■ **Problem statement**: Pick out each line containing the string "JSON" and copy it.

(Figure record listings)
══════

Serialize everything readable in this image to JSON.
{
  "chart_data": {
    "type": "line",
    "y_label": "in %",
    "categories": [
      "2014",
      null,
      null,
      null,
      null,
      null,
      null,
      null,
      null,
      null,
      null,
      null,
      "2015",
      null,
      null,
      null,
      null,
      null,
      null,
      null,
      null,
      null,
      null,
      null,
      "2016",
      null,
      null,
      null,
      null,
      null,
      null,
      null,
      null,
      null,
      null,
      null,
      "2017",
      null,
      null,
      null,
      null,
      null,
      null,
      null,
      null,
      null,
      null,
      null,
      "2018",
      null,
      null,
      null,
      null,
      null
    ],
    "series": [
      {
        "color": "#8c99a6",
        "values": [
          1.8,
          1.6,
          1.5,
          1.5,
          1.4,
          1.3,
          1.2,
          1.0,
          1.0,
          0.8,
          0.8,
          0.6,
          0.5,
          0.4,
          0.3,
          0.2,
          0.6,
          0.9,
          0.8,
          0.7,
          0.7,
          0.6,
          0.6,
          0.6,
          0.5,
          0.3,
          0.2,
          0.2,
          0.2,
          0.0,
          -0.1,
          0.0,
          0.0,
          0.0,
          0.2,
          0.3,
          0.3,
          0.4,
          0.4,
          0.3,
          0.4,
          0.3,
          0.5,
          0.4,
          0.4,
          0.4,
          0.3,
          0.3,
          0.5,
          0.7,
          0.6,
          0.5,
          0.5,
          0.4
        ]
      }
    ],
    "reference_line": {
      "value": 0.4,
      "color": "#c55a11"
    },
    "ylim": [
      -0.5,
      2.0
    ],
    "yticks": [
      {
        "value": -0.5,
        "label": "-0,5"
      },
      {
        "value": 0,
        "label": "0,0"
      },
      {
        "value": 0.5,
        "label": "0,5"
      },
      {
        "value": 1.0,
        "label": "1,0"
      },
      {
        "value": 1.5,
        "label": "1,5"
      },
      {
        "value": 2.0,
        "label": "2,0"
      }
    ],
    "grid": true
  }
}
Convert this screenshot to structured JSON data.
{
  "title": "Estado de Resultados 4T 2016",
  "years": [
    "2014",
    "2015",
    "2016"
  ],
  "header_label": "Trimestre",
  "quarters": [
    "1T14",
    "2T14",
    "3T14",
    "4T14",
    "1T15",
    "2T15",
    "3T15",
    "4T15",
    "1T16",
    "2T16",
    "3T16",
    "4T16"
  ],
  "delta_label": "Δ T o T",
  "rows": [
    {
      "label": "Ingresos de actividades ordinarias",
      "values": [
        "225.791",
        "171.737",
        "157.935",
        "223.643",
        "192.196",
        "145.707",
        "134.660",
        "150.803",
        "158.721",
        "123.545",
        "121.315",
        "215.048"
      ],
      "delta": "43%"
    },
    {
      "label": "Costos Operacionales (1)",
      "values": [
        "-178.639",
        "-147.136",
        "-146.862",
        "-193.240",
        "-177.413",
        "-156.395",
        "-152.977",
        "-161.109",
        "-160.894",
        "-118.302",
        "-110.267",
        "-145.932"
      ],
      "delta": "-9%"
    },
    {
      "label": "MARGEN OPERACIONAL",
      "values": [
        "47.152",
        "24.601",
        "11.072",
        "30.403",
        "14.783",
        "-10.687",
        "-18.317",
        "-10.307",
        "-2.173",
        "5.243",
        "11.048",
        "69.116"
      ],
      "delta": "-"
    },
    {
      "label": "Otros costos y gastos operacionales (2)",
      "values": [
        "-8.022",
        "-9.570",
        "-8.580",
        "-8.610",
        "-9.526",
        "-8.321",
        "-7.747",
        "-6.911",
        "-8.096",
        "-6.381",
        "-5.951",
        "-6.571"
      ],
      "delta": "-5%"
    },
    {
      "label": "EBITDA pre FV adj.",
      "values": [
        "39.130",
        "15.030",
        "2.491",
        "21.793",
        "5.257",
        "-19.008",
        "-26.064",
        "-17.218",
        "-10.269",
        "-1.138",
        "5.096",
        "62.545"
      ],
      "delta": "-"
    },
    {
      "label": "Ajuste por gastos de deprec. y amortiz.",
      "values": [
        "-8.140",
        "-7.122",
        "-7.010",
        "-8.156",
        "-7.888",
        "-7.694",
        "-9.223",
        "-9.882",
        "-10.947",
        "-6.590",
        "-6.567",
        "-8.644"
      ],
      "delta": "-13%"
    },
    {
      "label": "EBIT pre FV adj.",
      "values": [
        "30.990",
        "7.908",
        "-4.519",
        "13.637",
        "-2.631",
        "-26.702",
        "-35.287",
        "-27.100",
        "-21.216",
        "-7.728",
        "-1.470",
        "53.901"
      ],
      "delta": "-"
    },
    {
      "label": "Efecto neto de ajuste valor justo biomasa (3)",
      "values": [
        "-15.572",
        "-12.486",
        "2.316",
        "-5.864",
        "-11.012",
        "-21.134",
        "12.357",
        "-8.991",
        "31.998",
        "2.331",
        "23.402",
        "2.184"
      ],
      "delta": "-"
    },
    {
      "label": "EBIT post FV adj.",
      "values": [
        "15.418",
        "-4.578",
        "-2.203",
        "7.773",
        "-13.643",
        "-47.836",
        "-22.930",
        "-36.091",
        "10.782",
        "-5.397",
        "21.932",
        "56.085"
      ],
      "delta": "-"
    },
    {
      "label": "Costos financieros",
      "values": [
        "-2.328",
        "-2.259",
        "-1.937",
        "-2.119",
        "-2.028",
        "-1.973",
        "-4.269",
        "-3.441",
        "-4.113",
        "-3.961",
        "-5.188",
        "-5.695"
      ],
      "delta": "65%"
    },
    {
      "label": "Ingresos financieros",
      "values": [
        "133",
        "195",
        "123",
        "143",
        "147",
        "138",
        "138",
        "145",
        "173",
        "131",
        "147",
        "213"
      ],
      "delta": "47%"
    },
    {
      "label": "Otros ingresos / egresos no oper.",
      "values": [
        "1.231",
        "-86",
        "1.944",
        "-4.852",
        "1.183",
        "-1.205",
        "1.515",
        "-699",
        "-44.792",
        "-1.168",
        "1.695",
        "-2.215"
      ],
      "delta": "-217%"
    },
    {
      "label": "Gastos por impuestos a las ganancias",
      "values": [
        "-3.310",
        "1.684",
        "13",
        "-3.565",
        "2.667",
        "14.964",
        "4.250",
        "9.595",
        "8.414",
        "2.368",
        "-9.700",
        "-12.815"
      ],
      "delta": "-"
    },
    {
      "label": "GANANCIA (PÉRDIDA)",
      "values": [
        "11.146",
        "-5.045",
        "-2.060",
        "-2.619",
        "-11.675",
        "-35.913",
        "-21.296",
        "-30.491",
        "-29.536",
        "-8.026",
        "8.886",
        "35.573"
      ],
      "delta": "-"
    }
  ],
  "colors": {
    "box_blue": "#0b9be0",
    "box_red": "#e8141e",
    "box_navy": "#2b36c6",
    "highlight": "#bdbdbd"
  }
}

══════

■ **Worked solution**:
Serialize everything readable in this image to JSON.
Convert this screenshot to structured JSON data.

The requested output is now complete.